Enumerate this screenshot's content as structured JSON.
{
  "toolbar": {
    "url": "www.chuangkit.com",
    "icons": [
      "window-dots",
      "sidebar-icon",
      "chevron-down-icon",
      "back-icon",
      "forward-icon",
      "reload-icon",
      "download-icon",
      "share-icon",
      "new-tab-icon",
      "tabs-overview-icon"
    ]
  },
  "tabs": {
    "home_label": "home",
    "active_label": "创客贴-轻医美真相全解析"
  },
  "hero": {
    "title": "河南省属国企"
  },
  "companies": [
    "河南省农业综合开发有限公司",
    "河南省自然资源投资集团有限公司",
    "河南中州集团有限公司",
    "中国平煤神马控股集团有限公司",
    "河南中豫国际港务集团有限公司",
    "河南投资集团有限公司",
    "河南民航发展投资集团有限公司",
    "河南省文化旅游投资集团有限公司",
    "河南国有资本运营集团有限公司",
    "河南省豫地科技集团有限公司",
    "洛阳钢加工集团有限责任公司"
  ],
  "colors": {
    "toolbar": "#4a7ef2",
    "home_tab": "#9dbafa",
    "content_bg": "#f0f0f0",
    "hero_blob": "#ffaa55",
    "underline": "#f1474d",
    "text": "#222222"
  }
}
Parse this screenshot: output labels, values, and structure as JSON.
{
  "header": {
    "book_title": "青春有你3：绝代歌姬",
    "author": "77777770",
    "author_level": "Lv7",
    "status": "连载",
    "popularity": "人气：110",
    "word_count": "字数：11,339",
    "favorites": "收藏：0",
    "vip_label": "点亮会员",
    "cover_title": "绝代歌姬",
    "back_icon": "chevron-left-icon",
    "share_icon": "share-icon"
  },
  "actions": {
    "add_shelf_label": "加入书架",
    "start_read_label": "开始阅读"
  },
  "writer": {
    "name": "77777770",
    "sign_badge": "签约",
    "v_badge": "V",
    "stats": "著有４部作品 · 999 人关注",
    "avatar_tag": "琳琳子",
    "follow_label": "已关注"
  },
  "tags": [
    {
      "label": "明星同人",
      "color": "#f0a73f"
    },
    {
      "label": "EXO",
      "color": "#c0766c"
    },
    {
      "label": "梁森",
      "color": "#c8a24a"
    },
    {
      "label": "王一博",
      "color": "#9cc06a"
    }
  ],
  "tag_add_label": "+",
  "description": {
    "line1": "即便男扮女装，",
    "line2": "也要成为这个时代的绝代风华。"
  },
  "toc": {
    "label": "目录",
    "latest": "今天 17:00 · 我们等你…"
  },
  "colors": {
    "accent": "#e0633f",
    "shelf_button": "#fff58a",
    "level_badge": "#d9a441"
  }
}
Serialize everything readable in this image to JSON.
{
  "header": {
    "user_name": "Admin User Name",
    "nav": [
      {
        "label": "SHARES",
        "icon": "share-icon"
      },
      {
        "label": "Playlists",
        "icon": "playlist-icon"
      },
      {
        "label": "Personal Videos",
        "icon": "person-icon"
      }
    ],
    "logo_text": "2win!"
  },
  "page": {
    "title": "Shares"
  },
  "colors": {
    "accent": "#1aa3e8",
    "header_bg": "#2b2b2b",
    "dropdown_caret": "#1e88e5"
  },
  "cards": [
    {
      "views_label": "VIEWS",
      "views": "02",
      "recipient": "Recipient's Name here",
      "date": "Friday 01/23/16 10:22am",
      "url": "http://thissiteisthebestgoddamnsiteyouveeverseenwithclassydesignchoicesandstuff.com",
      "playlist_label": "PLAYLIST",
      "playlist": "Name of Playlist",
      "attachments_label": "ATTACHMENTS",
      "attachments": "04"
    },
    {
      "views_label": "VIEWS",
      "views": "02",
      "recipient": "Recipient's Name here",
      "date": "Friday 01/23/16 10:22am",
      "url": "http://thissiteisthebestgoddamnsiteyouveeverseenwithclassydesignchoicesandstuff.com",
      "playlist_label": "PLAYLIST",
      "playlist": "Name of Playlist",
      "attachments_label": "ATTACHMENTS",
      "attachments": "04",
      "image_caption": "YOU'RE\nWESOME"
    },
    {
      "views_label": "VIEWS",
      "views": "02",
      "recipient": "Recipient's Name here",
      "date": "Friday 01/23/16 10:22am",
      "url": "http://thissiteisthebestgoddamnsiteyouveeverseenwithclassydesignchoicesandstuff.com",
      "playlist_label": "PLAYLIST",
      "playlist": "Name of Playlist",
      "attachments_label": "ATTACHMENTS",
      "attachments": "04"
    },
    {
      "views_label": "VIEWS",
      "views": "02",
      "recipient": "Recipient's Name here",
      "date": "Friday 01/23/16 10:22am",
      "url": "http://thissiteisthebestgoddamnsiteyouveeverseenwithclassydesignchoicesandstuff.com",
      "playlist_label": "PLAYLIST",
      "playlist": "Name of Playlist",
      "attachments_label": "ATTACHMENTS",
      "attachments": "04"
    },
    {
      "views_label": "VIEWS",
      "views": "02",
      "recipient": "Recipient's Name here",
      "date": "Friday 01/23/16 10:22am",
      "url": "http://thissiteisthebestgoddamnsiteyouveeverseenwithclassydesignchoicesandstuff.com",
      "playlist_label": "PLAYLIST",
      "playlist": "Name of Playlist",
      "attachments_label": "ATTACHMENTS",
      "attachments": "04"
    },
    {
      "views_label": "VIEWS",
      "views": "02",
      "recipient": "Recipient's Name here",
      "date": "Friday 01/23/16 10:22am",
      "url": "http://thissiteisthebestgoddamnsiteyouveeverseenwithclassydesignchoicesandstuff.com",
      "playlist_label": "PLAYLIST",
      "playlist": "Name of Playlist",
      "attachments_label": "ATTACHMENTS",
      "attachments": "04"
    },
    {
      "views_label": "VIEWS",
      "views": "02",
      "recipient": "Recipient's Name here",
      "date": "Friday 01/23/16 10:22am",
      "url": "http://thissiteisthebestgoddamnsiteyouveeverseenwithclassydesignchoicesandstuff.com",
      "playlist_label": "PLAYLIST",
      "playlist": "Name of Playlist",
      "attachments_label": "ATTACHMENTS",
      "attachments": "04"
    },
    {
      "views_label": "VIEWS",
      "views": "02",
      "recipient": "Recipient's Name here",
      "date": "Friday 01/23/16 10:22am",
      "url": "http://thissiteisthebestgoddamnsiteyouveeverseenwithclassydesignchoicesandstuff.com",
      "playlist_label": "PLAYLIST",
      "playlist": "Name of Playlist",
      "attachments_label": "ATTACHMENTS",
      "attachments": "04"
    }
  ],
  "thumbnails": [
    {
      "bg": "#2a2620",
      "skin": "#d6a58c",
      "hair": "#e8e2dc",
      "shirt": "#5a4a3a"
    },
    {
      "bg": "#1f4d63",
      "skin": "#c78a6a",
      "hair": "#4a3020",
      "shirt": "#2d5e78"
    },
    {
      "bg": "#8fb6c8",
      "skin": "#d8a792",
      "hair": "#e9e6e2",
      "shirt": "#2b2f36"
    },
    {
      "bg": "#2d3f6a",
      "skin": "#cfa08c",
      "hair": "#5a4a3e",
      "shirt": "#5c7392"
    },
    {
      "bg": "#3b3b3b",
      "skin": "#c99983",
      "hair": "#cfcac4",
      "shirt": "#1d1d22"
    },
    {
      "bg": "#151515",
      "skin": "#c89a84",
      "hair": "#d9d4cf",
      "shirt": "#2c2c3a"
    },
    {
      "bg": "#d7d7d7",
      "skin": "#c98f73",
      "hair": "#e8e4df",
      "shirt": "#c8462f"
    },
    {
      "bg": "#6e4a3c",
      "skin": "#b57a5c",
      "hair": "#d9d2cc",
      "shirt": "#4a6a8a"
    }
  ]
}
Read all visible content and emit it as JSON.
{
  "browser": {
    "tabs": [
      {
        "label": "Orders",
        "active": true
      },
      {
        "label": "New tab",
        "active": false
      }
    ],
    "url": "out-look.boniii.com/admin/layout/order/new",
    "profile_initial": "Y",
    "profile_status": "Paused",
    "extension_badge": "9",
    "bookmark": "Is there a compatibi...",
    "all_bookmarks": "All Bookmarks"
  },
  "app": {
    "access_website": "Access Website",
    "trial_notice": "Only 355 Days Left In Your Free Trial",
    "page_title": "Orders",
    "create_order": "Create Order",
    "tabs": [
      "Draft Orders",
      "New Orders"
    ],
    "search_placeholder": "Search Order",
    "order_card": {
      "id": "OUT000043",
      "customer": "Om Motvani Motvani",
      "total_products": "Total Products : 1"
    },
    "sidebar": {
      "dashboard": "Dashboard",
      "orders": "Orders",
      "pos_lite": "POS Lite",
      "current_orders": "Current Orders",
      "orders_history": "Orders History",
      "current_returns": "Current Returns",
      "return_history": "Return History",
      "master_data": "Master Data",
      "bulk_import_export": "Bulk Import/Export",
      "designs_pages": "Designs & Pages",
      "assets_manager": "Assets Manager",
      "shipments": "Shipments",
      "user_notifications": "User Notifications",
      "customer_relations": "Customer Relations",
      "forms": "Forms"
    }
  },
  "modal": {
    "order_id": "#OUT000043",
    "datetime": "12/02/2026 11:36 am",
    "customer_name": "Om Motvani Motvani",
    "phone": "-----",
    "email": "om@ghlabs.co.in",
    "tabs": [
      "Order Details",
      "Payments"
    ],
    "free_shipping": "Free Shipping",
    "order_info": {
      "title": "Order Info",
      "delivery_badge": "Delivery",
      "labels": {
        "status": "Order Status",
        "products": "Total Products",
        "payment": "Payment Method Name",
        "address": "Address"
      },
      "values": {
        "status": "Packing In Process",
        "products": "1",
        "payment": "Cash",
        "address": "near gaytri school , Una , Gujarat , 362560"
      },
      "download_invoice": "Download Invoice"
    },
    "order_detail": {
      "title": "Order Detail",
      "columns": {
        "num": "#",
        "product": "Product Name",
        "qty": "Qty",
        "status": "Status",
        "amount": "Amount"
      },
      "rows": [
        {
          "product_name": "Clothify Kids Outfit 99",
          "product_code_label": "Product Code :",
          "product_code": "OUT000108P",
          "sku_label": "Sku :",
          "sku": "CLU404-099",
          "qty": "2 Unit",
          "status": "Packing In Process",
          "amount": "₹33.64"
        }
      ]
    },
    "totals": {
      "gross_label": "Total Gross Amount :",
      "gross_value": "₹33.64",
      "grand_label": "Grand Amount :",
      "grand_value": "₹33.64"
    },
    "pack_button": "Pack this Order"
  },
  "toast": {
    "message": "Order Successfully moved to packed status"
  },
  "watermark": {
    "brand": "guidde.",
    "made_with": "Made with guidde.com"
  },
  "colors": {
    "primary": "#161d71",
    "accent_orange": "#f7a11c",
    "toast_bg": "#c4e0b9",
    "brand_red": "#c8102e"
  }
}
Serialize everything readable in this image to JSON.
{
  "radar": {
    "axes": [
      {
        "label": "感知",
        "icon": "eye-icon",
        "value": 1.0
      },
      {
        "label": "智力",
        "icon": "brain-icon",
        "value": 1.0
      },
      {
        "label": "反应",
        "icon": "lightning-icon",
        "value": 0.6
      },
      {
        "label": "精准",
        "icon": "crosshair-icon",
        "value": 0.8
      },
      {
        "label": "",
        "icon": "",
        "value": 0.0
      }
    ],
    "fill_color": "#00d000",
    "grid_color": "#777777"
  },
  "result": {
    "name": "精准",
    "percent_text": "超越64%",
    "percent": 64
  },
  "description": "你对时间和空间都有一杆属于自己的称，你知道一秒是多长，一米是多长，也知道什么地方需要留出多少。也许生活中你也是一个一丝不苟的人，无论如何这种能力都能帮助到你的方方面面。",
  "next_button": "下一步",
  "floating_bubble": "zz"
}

···

Among the entries above, identify all lines with "Free" and copy them.

    "trial_notice": "Only 355 Days Left In Your Free Trial",
    "free_shipping": "Free Shipping",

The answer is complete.